** start **

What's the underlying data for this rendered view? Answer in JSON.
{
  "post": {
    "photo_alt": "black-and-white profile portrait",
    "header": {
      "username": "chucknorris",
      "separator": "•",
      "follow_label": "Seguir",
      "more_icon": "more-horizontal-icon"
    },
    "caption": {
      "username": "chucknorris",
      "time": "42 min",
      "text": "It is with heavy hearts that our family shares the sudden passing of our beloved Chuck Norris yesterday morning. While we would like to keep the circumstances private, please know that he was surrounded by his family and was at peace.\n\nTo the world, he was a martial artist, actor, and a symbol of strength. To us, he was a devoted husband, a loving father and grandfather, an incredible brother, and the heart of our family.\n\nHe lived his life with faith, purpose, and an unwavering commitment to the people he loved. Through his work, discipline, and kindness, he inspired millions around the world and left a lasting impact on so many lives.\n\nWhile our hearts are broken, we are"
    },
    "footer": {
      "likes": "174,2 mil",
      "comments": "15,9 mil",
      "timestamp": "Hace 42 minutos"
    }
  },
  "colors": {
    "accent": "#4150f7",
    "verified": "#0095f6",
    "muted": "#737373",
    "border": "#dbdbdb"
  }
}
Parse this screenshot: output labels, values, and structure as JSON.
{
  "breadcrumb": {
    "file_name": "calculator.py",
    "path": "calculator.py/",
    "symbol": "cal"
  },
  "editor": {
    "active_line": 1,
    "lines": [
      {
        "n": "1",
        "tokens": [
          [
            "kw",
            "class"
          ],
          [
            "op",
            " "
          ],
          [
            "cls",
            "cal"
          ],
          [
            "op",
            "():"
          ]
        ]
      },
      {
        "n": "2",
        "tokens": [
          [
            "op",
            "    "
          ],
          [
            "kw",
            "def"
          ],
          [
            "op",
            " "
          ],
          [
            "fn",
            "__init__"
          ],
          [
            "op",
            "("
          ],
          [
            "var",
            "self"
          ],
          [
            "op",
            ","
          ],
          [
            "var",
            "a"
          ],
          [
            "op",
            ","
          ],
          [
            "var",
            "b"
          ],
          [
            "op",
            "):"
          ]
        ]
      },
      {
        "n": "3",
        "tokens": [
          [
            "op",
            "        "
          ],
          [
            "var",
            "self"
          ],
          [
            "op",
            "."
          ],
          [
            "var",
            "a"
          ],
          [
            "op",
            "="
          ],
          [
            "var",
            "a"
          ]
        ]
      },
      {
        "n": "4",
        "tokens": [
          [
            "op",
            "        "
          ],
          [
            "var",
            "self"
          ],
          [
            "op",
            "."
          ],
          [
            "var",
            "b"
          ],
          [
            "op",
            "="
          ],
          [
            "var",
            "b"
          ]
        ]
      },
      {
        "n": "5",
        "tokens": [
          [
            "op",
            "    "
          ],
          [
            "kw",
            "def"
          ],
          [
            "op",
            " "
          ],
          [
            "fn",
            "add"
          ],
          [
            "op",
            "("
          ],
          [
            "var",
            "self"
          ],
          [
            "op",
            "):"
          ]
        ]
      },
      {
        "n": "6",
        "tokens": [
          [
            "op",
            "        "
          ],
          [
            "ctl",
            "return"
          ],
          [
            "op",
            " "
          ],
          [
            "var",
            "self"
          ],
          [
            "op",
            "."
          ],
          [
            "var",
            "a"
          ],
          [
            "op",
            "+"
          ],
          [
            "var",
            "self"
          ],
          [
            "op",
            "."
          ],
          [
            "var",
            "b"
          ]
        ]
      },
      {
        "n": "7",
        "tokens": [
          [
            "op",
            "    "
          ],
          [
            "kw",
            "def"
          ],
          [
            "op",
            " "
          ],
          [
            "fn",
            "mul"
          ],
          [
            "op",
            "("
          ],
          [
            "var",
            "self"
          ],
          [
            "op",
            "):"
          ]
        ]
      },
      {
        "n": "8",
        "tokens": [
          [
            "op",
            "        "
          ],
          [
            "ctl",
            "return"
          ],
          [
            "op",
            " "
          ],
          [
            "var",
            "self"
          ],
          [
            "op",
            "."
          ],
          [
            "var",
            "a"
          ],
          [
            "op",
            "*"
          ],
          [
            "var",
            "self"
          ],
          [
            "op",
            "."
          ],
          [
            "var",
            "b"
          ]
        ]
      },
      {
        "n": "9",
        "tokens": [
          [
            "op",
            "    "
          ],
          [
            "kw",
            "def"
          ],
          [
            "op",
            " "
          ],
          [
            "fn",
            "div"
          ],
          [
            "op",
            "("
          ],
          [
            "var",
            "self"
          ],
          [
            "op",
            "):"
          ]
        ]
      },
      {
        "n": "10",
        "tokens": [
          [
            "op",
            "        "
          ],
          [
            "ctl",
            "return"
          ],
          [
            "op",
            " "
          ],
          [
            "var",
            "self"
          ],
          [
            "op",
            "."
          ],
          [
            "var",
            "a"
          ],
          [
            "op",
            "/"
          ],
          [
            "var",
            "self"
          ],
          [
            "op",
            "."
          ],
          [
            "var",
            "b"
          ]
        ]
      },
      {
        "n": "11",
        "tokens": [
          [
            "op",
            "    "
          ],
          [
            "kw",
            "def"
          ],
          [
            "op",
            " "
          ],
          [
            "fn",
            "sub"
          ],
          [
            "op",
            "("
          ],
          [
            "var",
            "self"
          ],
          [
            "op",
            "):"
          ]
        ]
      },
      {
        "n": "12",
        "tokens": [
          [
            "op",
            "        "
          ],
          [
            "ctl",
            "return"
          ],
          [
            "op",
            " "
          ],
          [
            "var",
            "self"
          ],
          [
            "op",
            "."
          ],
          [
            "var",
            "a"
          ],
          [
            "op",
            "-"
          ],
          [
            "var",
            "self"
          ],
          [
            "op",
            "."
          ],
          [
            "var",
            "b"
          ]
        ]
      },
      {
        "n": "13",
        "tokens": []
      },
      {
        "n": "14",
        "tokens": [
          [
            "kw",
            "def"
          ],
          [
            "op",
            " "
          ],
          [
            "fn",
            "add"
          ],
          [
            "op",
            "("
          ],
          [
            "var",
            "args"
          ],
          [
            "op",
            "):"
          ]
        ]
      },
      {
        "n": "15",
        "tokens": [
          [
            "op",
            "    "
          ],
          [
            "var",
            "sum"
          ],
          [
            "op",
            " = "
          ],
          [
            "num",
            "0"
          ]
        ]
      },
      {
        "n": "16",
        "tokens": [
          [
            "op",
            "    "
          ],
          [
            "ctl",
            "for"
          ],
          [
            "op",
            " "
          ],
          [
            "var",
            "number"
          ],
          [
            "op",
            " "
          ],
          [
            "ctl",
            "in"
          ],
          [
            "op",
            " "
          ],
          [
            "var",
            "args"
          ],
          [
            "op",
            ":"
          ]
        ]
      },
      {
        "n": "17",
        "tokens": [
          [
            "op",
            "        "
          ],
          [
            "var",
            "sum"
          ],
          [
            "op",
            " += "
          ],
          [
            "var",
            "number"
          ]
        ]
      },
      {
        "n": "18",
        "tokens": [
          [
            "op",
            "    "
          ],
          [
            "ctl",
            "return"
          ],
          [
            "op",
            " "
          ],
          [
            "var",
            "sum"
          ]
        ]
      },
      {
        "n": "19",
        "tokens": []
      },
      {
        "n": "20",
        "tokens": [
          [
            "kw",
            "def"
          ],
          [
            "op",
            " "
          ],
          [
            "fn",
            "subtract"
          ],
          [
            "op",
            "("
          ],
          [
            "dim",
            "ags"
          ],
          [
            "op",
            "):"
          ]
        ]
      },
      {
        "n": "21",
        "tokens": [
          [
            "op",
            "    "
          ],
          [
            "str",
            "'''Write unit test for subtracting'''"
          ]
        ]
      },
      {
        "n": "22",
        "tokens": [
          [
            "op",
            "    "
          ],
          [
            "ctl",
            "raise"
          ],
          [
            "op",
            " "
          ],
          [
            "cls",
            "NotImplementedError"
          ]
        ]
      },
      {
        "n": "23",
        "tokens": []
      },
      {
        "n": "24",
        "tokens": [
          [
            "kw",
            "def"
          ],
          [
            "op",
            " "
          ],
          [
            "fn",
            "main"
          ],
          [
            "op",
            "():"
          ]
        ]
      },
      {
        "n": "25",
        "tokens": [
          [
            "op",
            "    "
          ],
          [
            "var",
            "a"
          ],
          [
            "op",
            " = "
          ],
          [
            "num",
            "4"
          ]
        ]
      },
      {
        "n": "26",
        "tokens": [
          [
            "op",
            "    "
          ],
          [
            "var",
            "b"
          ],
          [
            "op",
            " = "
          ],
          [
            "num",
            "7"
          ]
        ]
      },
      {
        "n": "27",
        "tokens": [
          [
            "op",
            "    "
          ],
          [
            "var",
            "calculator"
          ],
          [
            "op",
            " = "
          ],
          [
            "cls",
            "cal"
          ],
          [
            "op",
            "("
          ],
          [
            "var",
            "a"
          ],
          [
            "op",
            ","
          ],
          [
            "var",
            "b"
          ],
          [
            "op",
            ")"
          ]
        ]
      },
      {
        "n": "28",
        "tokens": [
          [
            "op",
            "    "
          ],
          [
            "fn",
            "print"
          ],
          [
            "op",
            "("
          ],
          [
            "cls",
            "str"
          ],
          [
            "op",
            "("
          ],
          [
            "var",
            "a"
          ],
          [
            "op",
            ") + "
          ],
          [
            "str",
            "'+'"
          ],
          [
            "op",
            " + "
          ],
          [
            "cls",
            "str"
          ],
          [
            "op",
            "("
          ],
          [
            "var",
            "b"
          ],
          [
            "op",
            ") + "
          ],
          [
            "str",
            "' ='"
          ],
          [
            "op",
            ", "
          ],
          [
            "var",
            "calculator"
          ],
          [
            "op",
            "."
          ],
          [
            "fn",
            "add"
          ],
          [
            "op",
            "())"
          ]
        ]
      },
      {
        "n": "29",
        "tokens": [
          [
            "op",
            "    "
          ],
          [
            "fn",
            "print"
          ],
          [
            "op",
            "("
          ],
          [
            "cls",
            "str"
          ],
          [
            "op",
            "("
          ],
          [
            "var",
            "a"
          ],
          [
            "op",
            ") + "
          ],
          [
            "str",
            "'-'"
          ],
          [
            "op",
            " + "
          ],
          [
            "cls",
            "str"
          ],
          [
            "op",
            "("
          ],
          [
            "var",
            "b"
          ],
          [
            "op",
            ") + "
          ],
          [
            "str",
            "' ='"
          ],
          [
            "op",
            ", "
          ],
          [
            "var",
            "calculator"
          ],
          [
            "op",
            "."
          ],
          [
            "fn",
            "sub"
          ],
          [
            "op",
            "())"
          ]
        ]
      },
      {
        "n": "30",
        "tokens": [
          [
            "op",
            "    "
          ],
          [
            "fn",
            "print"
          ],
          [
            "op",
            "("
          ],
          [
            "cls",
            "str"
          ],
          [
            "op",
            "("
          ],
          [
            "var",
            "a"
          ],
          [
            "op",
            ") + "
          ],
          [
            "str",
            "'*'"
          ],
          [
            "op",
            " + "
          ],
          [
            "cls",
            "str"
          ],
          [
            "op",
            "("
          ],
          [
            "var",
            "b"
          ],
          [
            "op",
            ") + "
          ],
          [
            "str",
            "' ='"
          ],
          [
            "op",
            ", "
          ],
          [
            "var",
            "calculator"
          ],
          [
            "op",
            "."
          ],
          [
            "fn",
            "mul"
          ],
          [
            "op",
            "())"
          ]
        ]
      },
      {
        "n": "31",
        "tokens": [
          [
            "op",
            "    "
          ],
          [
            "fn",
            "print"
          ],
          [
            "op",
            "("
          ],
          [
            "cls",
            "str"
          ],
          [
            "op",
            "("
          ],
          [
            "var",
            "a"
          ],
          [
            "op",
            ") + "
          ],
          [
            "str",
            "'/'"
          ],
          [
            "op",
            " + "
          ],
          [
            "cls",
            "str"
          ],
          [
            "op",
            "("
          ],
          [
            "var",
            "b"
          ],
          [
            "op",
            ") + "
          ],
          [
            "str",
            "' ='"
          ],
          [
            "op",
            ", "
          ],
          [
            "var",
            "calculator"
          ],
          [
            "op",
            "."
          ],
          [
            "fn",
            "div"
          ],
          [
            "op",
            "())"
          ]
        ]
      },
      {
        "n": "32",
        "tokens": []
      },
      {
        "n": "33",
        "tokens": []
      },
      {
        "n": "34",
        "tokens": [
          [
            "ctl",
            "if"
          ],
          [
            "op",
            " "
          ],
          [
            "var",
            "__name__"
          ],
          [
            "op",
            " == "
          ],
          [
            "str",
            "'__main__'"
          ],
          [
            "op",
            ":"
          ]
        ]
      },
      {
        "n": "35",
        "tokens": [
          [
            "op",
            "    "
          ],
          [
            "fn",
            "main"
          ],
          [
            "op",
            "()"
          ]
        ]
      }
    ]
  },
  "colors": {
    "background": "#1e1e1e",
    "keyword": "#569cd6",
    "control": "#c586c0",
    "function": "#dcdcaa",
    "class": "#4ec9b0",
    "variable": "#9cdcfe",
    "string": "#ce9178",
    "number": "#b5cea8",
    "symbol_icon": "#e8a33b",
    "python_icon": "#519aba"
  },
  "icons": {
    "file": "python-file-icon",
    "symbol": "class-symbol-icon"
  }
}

** end **

State the number of lines in the preceding entries that include the word "class". Provide nothing else.

# RESULT:
3